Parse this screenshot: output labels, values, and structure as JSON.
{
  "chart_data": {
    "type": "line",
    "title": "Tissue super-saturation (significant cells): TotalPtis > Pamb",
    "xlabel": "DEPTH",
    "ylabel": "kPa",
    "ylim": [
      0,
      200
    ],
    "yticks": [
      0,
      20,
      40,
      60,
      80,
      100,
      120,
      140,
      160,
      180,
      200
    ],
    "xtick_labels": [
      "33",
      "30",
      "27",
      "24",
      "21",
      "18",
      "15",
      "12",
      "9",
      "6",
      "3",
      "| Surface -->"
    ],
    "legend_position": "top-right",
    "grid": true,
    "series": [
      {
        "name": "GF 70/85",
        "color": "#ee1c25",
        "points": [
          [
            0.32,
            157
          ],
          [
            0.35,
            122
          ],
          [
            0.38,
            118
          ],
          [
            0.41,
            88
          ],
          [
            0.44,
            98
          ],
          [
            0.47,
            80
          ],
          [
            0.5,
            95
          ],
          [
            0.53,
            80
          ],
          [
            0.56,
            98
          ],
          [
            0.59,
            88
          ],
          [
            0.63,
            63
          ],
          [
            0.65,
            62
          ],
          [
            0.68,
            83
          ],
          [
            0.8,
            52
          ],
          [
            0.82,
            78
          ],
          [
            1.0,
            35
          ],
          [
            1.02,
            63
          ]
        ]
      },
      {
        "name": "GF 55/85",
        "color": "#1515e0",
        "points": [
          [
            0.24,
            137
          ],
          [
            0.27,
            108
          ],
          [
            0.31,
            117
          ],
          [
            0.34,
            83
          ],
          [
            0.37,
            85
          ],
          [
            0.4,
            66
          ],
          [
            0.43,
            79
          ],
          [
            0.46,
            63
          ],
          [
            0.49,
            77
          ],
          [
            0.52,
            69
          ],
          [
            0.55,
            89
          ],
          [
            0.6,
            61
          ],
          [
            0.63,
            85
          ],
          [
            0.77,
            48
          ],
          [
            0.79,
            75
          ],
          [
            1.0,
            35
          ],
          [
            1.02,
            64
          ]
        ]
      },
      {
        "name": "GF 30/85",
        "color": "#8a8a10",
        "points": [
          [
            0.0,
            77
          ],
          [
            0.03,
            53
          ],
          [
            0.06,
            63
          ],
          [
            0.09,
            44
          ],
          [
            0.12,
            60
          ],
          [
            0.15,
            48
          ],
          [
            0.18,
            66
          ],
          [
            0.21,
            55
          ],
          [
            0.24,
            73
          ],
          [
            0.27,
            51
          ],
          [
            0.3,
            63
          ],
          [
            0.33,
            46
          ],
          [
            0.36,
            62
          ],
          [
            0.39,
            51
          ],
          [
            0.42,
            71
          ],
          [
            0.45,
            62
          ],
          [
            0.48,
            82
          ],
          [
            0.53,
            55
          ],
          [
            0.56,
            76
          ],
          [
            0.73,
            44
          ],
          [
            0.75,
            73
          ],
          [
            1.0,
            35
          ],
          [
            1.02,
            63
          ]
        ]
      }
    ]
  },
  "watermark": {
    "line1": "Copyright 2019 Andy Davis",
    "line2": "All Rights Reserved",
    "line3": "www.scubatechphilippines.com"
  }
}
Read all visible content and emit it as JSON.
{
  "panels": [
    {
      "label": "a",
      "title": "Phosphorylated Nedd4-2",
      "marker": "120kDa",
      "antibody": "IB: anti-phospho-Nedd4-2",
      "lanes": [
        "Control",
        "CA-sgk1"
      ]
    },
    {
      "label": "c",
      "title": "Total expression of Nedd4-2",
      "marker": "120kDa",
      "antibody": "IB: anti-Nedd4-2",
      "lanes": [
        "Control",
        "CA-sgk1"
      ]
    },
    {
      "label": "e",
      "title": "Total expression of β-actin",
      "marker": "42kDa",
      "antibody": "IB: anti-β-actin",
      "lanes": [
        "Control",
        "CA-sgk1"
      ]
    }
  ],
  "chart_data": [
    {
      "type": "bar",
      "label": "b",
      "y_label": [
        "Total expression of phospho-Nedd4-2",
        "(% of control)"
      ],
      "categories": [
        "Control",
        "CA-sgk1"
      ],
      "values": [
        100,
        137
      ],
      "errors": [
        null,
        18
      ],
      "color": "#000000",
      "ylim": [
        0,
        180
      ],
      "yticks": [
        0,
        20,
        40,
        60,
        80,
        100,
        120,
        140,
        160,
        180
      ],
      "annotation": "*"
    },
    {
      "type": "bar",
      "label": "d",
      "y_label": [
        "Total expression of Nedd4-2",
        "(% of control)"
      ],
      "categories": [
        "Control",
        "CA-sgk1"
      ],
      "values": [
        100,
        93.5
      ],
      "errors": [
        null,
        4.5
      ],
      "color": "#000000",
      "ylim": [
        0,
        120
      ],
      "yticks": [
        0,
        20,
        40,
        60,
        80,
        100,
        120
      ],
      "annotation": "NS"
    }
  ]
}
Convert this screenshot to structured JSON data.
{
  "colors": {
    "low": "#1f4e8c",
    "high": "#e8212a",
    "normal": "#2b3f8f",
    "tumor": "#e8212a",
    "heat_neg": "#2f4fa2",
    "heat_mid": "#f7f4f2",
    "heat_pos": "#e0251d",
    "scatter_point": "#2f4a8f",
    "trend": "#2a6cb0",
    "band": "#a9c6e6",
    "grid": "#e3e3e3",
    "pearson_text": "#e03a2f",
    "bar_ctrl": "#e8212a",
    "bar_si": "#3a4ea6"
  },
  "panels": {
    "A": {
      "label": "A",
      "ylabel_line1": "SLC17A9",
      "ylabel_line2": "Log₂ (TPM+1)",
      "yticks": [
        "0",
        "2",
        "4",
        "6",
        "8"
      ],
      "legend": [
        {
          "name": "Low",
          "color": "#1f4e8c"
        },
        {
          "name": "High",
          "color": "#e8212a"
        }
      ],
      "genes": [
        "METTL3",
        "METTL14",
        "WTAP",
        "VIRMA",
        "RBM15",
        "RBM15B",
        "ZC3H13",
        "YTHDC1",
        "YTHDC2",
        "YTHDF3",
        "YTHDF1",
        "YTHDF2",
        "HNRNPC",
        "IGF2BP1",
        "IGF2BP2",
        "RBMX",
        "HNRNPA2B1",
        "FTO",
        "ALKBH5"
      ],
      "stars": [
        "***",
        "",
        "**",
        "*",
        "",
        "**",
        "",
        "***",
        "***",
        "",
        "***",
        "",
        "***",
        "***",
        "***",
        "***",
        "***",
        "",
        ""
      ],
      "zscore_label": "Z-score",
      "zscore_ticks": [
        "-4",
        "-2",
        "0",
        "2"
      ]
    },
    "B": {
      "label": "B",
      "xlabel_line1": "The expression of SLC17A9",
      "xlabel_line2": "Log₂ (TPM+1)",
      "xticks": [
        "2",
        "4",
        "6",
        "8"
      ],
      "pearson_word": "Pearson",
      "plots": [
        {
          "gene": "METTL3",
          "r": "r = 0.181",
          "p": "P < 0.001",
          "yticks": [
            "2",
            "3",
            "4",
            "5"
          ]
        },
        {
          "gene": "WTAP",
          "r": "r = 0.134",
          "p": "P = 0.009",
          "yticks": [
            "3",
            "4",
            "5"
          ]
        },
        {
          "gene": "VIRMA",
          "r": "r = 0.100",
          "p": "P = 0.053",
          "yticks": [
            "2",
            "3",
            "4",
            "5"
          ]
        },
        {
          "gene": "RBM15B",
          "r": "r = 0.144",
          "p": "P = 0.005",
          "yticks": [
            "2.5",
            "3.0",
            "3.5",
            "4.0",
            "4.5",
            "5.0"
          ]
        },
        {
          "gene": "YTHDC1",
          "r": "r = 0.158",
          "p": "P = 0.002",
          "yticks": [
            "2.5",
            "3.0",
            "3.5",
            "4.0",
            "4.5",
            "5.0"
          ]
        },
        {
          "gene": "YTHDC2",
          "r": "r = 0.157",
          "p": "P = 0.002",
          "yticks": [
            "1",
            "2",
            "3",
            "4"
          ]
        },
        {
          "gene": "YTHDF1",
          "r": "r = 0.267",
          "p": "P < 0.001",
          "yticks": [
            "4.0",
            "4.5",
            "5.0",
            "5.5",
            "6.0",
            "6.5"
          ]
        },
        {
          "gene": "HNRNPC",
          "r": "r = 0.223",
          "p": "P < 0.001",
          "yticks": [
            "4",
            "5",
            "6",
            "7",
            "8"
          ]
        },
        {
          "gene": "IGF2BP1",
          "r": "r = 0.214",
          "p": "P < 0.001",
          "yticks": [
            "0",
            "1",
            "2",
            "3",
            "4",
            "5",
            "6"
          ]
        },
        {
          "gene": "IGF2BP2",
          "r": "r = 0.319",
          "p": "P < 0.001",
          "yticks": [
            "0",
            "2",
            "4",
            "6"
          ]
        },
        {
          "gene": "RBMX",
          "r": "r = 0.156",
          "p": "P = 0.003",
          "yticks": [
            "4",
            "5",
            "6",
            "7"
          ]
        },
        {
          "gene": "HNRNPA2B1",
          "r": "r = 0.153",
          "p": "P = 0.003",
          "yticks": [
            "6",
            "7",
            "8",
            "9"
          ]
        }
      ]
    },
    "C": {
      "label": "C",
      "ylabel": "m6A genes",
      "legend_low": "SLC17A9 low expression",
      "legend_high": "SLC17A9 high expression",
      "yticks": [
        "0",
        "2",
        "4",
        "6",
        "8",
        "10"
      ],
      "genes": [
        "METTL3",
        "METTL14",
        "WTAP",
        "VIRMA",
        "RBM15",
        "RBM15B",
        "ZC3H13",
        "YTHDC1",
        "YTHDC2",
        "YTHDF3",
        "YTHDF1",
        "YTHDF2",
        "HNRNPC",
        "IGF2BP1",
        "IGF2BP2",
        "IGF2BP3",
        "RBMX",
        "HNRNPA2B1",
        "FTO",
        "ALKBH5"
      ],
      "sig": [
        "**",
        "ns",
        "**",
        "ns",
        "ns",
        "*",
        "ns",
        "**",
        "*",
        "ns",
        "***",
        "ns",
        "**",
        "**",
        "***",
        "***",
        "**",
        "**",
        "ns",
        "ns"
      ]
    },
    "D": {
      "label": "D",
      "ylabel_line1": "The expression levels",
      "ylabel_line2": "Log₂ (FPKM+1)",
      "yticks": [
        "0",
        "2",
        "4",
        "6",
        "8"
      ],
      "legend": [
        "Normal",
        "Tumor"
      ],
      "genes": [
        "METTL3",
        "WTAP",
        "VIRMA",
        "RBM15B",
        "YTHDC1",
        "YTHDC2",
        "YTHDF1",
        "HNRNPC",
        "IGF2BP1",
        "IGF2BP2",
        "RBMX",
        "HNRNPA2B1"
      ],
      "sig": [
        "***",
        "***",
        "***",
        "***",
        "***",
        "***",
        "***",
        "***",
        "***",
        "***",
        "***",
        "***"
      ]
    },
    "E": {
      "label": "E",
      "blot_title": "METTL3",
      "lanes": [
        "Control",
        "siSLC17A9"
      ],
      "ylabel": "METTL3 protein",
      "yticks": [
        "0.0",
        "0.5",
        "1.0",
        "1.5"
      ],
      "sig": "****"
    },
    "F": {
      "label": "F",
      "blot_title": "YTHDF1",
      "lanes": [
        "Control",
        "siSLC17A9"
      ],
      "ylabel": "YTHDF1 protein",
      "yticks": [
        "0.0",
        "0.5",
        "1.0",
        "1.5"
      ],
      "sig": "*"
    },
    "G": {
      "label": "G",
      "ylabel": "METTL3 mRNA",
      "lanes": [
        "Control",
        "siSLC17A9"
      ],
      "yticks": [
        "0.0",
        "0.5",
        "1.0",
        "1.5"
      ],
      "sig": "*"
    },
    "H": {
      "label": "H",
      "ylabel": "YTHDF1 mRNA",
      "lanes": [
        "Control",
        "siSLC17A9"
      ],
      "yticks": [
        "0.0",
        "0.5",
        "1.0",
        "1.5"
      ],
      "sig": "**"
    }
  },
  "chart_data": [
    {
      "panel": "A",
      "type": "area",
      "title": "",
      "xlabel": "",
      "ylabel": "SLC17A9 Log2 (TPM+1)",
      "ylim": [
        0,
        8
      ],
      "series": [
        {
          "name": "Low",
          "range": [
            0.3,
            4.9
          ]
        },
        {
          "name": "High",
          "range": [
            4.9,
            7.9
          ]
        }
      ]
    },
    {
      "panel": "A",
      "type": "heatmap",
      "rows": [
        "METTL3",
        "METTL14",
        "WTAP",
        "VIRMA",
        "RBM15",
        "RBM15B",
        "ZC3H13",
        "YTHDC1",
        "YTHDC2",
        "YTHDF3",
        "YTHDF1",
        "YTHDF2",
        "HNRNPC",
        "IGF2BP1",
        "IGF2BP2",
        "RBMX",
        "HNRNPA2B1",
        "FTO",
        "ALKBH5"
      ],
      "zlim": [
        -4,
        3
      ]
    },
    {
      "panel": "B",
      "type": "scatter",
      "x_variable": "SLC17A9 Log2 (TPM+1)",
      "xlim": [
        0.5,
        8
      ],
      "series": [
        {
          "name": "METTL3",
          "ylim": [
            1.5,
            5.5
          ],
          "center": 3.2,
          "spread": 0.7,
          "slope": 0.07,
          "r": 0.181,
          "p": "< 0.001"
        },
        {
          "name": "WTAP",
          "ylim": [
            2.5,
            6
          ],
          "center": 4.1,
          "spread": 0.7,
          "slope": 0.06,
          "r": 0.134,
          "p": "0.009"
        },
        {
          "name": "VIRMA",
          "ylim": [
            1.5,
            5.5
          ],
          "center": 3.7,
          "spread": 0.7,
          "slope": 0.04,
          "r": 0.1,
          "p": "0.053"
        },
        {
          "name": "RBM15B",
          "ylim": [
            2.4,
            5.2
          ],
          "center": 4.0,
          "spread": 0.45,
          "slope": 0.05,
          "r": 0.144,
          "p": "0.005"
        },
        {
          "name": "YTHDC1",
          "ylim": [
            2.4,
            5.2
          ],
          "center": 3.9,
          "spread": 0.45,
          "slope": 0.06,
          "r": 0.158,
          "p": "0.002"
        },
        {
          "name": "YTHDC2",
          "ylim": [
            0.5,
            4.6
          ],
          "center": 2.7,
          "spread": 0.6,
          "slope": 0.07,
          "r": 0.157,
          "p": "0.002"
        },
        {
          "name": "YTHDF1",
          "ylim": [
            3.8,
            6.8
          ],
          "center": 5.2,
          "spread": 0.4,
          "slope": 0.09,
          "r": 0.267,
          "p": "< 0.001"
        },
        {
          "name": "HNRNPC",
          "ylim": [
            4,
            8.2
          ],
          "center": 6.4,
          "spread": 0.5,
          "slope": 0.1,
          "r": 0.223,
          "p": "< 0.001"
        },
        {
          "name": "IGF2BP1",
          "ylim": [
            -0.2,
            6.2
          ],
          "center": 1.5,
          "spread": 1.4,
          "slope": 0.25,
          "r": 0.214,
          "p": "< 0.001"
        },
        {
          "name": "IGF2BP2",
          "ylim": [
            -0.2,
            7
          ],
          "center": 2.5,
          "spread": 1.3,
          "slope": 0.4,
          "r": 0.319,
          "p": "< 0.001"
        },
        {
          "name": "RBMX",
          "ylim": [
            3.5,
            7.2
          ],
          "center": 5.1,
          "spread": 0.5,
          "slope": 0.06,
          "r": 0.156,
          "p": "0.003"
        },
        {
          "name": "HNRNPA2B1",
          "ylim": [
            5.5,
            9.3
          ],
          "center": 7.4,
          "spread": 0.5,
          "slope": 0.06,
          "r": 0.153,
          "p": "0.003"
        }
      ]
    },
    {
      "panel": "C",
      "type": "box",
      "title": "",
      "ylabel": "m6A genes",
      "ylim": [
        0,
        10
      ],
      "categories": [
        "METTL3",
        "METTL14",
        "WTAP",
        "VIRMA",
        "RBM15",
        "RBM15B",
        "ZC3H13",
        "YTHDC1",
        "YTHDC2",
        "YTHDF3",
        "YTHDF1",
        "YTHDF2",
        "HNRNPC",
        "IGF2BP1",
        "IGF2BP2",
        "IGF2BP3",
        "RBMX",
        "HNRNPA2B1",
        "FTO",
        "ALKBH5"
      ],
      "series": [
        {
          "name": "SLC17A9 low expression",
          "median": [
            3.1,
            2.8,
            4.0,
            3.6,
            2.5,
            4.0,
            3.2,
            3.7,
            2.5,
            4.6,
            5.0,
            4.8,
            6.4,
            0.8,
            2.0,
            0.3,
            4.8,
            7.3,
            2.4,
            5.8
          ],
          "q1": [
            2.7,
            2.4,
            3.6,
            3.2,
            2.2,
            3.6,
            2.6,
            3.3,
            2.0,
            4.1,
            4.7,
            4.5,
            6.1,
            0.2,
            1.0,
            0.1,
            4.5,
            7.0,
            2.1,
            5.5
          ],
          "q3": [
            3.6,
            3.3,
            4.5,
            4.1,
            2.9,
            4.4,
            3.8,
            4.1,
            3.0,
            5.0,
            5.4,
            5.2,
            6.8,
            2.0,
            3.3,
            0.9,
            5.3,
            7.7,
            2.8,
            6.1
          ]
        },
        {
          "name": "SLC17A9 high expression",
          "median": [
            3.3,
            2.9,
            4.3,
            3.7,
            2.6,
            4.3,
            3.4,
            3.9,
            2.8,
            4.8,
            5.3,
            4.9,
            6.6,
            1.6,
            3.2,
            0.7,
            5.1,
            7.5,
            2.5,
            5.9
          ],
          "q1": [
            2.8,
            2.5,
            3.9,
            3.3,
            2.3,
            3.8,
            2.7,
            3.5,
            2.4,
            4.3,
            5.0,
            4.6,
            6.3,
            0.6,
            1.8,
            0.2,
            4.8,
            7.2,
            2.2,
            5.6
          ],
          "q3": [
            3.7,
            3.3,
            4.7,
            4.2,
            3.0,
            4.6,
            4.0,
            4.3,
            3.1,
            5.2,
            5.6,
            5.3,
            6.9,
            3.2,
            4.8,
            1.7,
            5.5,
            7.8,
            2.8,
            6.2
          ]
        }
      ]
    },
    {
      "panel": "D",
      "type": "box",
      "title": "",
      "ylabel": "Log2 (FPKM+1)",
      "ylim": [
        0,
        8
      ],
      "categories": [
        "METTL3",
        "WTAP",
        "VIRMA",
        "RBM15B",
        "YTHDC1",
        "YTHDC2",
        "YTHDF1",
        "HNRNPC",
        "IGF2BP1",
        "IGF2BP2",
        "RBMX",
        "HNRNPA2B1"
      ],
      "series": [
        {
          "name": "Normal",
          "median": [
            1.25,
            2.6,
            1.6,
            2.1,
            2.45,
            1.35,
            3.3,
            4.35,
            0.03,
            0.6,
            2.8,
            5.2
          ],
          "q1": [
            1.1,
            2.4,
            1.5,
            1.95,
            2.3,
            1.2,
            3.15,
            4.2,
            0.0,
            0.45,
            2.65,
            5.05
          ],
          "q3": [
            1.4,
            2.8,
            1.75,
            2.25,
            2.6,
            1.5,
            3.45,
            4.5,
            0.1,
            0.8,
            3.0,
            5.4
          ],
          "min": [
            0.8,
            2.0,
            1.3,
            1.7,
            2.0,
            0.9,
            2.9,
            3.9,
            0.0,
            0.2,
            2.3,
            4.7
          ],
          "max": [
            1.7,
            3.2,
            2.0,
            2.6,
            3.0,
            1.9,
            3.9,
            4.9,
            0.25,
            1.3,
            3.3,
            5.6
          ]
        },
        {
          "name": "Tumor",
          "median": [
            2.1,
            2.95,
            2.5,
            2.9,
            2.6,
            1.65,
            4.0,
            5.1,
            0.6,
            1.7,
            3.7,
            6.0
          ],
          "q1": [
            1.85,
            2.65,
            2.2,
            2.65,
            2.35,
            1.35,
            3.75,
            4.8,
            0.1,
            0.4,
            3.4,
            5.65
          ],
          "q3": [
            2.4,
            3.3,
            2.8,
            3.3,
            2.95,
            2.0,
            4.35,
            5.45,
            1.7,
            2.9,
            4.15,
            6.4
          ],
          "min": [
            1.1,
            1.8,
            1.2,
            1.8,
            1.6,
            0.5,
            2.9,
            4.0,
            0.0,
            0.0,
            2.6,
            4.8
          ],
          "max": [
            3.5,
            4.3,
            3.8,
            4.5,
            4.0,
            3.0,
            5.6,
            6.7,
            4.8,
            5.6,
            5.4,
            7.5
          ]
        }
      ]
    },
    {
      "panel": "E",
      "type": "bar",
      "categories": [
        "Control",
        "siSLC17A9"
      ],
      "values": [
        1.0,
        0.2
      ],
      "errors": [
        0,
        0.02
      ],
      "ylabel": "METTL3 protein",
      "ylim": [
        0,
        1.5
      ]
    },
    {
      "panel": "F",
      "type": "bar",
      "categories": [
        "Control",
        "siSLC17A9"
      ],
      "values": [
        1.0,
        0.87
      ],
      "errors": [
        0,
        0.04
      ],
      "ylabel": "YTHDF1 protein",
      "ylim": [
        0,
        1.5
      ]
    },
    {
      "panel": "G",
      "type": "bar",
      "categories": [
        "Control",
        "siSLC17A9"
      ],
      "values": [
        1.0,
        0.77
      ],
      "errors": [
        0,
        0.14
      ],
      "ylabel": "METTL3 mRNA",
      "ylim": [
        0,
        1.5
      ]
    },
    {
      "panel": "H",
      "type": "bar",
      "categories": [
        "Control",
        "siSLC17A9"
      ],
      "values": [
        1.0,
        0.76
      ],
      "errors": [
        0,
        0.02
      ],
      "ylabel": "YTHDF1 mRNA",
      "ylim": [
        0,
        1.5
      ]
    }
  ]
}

▶ _EXERCISE OBJECTIVE_: Go through the entries above and copy out every line that includes the word "FPKM".

▶ _FINISHED TASK_:
      "ylabel_line2": "Log₂ (FPKM+1)",
      "ylabel": "Log2 (FPKM+1)",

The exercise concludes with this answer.